EXERCISE DETAILS: Can you convert these lines into a JSON list of strings, with one string per line and any blank lines omitted?

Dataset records
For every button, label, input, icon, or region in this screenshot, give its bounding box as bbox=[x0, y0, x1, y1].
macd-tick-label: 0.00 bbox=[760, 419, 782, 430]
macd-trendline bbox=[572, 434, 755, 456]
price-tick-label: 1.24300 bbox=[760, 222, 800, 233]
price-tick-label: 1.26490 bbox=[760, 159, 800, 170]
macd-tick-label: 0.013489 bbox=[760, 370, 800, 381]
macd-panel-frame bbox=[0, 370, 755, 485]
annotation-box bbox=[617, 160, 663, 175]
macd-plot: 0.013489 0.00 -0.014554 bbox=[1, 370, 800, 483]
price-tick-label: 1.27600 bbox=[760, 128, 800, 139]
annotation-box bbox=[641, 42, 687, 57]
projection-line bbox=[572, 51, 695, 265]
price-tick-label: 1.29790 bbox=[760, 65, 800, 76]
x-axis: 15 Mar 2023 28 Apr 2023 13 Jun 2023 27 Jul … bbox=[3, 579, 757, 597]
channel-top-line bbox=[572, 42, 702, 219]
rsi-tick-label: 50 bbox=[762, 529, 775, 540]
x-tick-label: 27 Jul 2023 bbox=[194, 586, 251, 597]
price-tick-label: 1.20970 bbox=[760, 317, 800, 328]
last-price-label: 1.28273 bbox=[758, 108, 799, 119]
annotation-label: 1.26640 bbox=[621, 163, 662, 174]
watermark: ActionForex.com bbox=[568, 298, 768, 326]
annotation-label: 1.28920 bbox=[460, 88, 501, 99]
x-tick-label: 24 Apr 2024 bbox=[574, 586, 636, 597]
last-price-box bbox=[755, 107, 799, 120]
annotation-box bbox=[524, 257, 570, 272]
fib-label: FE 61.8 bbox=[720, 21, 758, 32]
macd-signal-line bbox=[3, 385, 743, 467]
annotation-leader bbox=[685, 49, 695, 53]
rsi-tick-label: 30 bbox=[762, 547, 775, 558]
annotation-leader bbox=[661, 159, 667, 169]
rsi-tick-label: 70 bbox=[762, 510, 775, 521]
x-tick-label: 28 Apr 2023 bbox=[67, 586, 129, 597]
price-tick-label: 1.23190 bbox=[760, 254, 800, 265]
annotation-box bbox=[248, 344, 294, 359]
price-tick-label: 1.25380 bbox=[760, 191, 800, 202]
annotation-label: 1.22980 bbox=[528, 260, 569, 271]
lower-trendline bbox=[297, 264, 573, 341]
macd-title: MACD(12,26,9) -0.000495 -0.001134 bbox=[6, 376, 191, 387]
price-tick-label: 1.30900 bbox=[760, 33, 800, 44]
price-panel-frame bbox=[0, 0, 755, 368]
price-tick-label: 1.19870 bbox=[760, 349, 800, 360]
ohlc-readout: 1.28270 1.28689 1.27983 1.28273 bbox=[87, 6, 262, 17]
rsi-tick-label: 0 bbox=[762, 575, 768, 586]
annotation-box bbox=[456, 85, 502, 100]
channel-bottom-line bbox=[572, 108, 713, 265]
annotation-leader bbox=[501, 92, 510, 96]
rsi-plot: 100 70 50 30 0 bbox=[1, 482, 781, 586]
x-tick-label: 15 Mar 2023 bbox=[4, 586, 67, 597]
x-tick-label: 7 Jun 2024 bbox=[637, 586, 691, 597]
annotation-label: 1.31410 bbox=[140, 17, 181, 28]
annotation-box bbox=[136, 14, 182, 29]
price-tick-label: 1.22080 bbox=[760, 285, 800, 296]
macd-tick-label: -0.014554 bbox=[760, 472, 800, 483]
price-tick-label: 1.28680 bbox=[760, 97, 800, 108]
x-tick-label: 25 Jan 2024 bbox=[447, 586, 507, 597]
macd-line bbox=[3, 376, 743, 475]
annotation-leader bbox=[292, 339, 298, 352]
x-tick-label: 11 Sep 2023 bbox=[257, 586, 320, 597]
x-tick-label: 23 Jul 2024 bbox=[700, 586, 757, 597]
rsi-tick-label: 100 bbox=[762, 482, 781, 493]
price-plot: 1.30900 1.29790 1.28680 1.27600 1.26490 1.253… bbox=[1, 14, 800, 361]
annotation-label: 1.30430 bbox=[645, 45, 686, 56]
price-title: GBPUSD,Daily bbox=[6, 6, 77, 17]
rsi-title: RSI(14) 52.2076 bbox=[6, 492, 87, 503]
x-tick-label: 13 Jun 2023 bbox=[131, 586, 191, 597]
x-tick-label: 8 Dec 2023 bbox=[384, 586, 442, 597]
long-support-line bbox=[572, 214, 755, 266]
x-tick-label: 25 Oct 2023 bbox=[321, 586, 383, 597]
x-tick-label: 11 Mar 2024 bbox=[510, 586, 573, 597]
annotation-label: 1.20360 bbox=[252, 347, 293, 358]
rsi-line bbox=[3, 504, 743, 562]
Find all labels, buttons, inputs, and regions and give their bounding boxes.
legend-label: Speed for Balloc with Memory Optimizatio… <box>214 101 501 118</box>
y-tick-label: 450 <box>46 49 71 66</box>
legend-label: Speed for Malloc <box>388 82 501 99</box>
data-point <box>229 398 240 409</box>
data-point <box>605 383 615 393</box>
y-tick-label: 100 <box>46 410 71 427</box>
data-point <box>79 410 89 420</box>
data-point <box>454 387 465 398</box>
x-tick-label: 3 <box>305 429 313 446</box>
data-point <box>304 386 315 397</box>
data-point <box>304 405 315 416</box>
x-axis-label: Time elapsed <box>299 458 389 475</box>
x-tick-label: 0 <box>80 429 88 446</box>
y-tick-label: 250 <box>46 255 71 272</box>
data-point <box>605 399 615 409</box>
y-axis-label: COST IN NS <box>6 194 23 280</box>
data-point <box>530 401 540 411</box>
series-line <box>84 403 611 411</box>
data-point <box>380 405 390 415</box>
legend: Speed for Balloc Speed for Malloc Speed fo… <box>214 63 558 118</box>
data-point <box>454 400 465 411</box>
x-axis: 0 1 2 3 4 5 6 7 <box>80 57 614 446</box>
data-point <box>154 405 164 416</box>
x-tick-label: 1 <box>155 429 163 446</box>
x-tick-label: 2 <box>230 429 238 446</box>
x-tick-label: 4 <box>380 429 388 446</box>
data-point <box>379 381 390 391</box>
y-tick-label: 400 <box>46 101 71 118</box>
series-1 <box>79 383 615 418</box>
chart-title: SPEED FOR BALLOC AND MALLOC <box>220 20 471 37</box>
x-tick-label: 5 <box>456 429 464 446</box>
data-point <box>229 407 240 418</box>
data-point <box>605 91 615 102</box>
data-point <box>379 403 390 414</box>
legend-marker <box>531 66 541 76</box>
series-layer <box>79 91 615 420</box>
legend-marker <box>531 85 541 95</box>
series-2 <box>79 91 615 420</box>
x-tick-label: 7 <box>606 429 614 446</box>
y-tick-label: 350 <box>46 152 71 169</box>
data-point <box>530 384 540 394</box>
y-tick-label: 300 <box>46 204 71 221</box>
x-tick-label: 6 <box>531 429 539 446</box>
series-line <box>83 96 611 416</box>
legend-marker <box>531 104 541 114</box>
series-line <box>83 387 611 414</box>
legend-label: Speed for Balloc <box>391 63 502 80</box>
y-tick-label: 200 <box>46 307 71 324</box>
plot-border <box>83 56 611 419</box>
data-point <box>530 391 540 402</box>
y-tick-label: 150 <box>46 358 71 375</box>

ANSWER FOR THE TASK:
[
  "For every button, label, input, icon, or region in this screenshot, give its bounding box as bbox=[x0, y0, x1, y1].",
  "macd-tick-label: 0.00 bbox=[760, 419, 782, 430]",
  "macd-trendline bbox=[572, 434, 755, 456]",
  "price-tick-label: 1.24300 bbox=[760, 222, 800, 233]",
  "price-tick-label: 1.26490 bbox=[760, 159, 800, 170]",
  "macd-tick-label: 0.013489 bbox=[760, 370, 800, 381]",
  "macd-panel-frame bbox=[0, 370, 755, 485]",
  "annotation-box bbox=[617, 160, 663, 175]",
  "macd-plot: 0.013489 0.00 -0.014554 bbox=[1, 370, 800, 483]",
  "price-tick-label: 1.27600 bbox=[760, 128, 800, 139]",
  "annotation-box bbox=[641, 42, 687, 57]",
  "projection-line bbox=[572, 51, 695, 265]",
  "price-tick-label: 1.29790 bbox=[760, 65, 800, 76]",
  "x-axis: 15 Mar 2023 28 Apr 2023 13 Jun 2023 27 Jul … bbox=[3, 579, 757, 597]",
  "channel-top-line bbox=[572, 42, 702, 219]",
  "rsi-tick-label: 50 bbox=[762, 529, 775, 540]",
  "x-tick-label: 27 Jul 2023 bbox=[194, 586, 251, 597]",
  "price-tick-label: 1.20970 bbox=[760, 317, 800, 328]",
  "last-price-label: 1.28273 bbox=[758, 108, 799, 119]",
  "annotation-label: 1.26640 bbox=[621, 163, 662, 174]",
  "watermark: ActionForex.com bbox=[568, 298, 768, 326]",
  "annotation-label: 1.28920 bbox=[460, 88, 501, 99]",
  "x-tick-label: 24 Apr 2024 bbox=[574, 586, 636, 597]",
  "last-price-box bbox=[755, 107, 799, 120]",
  "annotation-box bbox=[524, 257, 570, 272]",
  "fib-label: FE 61.8 bbox=[720, 21, 758, 32]",
  "macd-signal-line bbox=[3, 385, 743, 467]",
  "annotation-leader bbox=[685, 49, 695, 53]",
  "rsi-tick-label: 30 bbox=[762, 547, 775, 558]",
  "annotation-leader bbox=[661, 159, 667, 169]",
  "rsi-tick-label: 70 bbox=[762, 510, 775, 521]",
  "x-tick-label: 28 Apr 2023 bbox=[67, 586, 129, 597]",
  "price-tick-label: 1.23190 bbox=[760, 254, 800, 265]",
  "annotation-box bbox=[248, 344, 294, 359]",
  "price-tick-label: 1.25380 bbox=[760, 191, 800, 202]",
  "annotation-label: 1.22980 bbox=[528, 260, 569, 271]",
  "lower-trendline bbox=[297, 264, 573, 341]",
  "macd-title: MACD(12,26,9) -0.000495 -0.001134 bbox=[6, 376, 191, 387]",
  "price-tick-label: 1.30900 bbox=[760, 33, 800, 44]",
  "price-panel-frame bbox=[0, 0, 755, 368]",
  "price-tick-label: 1.19870 bbox=[760, 349, 800, 360]",
  "ohlc-readout: 1.28270 1.28689 1.27983 1.28273 bbox=[87, 6, 262, 17]",
  "rsi-tick-label: 0 bbox=[762, 575, 768, 586]",
  "annotation-box bbox=[456, 85, 502, 100]",
  "channel-bottom-line bbox=[572, 108, 713, 265]",
  "annotation-leader bbox=[501, 92, 510, 96]",
  "rsi-plot: 100 70 50 30 0 bbox=[1, 482, 781, 586]",
  "x-tick-label: 15 Mar 2023 bbox=[4, 586, 67, 597]",
  "x-tick-label: 7 Jun 2024 bbox=[637, 586, 691, 597]",
  "annotation-label: 1.31410 bbox=[140, 17, 181, 28]",
  "annotation-box bbox=[136, 14, 182, 29]",
  "price-tick-label: 1.22080 bbox=[760, 285, 800, 296]",
  "macd-tick-label: -0.014554 bbox=[760, 472, 800, 483]",
  "price-tick-label: 1.28680 bbox=[760, 97, 800, 108]",
  "x-tick-label: 25 Jan 2024 bbox=[447, 586, 507, 597]",
  "macd-line bbox=[3, 376, 743, 475]",
  "annotation-leader bbox=[292, 339, 298, 352]",
  "x-tick-label: 11 Sep 2023 bbox=[257, 586, 320, 597]",
  "x-tick-label: 23 Jul 2024 bbox=[700, 586, 757, 597]",
  "rsi-tick-label: 100 bbox=[762, 482, 781, 493]",
  "price-plot: 1.30900 1.29790 1.28680 1.27600 1.26490 1.253… bbox=[1, 14, 800, 361]",
  "annotation-label: 1.30430 bbox=[645, 45, 686, 56]",
  "price-title: GBPUSD,Daily bbox=[6, 6, 77, 17]",
  "rsi-title: RSI(14) 52.2076 bbox=[6, 492, 87, 503]",
  "x-tick-label: 13 Jun 2023 bbox=[131, 586, 191, 597]",
  "x-tick-label: 8 Dec 2023 bbox=[384, 586, 442, 597]",
  "long-support-line bbox=[572, 214, 755, 266]",
  "x-tick-label: 25 Oct 2023 bbox=[321, 586, 383, 597]",
  "x-tick-label: 11 Mar 2024 bbox=[510, 586, 573, 597]",
  "annotation-label: 1.20360 bbox=[252, 347, 293, 358]",
  "rsi-line bbox=[3, 504, 743, 562]",
  "Find all labels, buttons, inputs, and regions and give their bounding boxes.",
  "legend-label: Speed for Balloc with Memory Optimizatio… <box>214 101 501 118</box>",
  "y-tick-label: 450 <box>46 49 71 66</box>",
  "legend-label: Speed for Malloc <box>388 82 501 99</box>",
  "data-point <box>229 398 240 409</box>",
  "data-point <box>605 383 615 393</box>",
  "y-tick-label: 100 <box>46 410 71 427</box>",
  "data-point <box>79 410 89 420</box>",
  "data-point <box>454 387 465 398</box>",
  "x-tick-label: 3 <box>305 429 313 446</box>",
  "data-point <box>304 386 315 397</box>",
  "data-point <box>304 405 315 416</box>",
  "x-axis-label: Time elapsed <box>299 458 389 475</box>",
  "x-tick-label: 0 <box>80 429 88 446</box>",
  "y-tick-label: 250 <box>46 255 71 272</box>",
  "data-point <box>605 399 615 409</box>",
  "y-axis-label: COST IN NS <box>6 194 23 280</box>",
  "data-point <box>530 401 540 411</box>",
  "series-line <box>84 403 611 411</box>",
  "data-point <box>380 405 390 415</box>",
  "legend: Speed for Balloc Speed for Malloc Speed fo… <box>214 63 558 118</box>",
  "data-point <box>454 400 465 411</box>",
  "x-axis: 0 1 2 3 4 5 6 7 <box>80 57 614 446</box>",
  "data-point <box>154 405 164 416</box>",
  "x-tick-label: 1 <box>155 429 163 446</box>",
  "x-tick-label: 2 <box>230 429 238 446</box>",
  "x-tick-label: 4 <box>380 429 388 446</box>",
  "data-point <box>379 381 390 391</box>",
  "y-tick-label: 400 <box>46 101 71 118</box>",
  "series-1 <box>79 383 615 418</box>",
  "chart-title: SPEED FOR BALLOC AND MALLOC <box>220 20 471 37</box>",
  "x-tick-label: 5 <box>456 429 464 446</box>",
  "data-point <box>229 407 240 418</box>",
  "data-point <box>605 91 615 102</box>",
  "data-point <box>379 403 390 414</box>",
  "legend-marker <box>531 66 541 76</box>",
  "series-layer <box>79 91 615 420</box>",
  "legend-marker <box>531 85 541 95</box>",
  "series-2 <box>79 91 615 420</box>",
  "x-tick-label: 7 <box>606 429 614 446</box>",
  "y-tick-label: 350 <box>46 152 71 169</box>",
  "data-point <box>530 384 540 394</box>",
  "y-tick-label: 300 <box>46 204 71 221</box>",
  "x-tick-label: 6 <box>531 429 539 446</box>",
  "series-line <box>83 96 611 416</box>",
  "legend-marker <box>531 104 541 114</box>",
  "series-line <box>83 387 611 414</box>",
  "legend-label: Speed for Balloc <box>391 63 502 80</box>",
  "y-tick-label: 200 <box>46 307 71 324</box>",
  "plot-border <box>83 56 611 419</box>",
  "data-point <box>530 391 540 402</box>",
  "y-tick-label: 150 <box>46 358 71 375</box>"
]